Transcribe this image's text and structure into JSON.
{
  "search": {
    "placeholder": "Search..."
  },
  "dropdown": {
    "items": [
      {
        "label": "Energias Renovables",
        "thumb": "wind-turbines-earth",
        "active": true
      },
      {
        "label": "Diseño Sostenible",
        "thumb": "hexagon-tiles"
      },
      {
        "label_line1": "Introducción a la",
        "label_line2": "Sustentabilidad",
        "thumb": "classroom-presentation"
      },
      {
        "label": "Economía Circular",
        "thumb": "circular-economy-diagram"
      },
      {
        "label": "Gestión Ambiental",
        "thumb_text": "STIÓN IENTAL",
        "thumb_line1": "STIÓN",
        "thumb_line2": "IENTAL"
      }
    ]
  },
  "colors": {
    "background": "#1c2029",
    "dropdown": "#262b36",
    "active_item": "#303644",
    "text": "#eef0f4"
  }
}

> _Problem_
Exact output of every entry is required.

> _Result_
Transcribe this image's text and structure into JSON.
{
  "search": {
    "placeholder": "Search..."
  },
  "dropdown": {
    "items": [
      {
        "label": "Energias Renovables",
        "thumb": "wind-turbines-earth",
        "active": true
      },
      {
        "label": "Diseño Sostenible",
        "thumb": "hexagon-tiles"
      },
      {
        "label_line1": "Introducción a la",
        "label_line2": "Sustentabilidad",
        "thumb": "classroom-presentation"
      },
      {
        "label": "Economía Circular",
        "thumb": "circular-economy-diagram"
      },
      {
        "label": "Gestión Ambiental",
        "thumb_text": "STIÓN IENTAL",
        "thumb_line1": "STIÓN",
        "thumb_line2": "IENTAL"
      }
    ]
  },
  "colors": {
    "background": "#1c2029",
    "dropdown": "#262b36",
    "active_item": "#303644",
    "text": "#eef0f4"
  }
}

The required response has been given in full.